-- DATA EXCERPTS start --
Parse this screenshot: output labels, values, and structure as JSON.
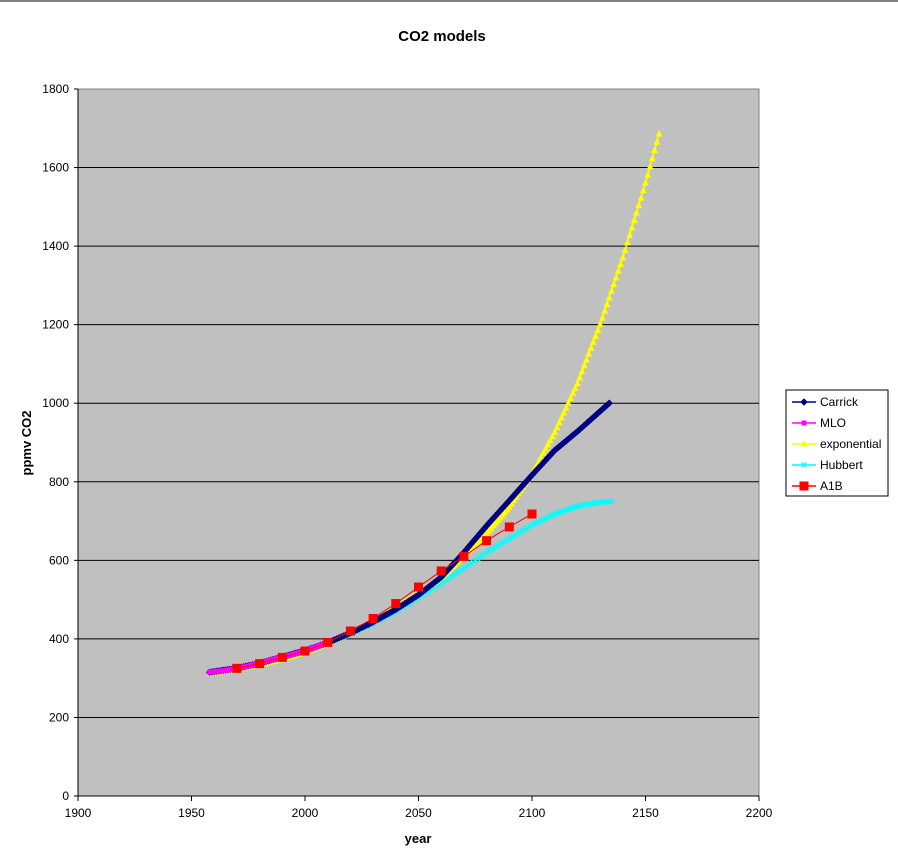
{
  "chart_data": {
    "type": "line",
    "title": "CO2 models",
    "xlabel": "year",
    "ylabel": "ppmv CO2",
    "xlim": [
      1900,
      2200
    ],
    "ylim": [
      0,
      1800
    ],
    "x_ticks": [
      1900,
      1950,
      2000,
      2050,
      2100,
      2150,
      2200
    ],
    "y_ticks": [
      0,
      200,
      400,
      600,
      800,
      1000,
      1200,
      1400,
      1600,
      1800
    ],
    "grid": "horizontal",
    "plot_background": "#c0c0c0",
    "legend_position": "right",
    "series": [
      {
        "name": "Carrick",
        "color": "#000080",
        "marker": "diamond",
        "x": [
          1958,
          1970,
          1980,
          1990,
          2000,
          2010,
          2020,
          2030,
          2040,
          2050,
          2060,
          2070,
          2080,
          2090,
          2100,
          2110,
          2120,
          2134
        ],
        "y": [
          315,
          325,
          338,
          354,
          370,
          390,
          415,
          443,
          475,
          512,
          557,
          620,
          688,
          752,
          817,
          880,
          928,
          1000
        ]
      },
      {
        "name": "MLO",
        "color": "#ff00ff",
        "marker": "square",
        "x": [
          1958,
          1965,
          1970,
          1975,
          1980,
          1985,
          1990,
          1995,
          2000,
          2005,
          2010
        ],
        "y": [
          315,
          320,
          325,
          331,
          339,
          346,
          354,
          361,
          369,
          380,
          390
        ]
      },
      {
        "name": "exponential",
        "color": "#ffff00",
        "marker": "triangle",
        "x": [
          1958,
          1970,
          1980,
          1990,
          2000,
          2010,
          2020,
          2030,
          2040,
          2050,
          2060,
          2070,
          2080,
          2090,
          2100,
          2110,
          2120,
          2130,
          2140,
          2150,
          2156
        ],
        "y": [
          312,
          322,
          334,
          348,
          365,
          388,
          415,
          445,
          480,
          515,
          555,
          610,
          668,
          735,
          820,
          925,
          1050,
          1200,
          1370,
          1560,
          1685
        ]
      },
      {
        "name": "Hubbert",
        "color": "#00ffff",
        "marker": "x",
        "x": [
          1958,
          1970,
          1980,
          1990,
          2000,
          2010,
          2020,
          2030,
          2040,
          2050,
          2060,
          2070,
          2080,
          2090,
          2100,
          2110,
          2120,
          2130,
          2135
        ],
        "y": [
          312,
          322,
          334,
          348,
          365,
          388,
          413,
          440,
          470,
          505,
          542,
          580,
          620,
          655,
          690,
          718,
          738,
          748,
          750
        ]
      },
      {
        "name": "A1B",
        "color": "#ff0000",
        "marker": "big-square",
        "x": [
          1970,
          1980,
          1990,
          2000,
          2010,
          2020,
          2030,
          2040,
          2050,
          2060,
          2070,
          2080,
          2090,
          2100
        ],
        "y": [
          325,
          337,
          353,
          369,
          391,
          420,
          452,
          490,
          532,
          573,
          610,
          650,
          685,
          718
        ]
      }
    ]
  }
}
-- DATA EXCERPTS end --
- TASK PROMPT -
For each line in the data above that contains the string "color", extract the line.

- COMPLETED EXERCISE -
        "color": "#000080",
        "color": "#ff00ff",
        "color": "#ffff00",
        "color": "#00ffff",
        "color": "#ff0000",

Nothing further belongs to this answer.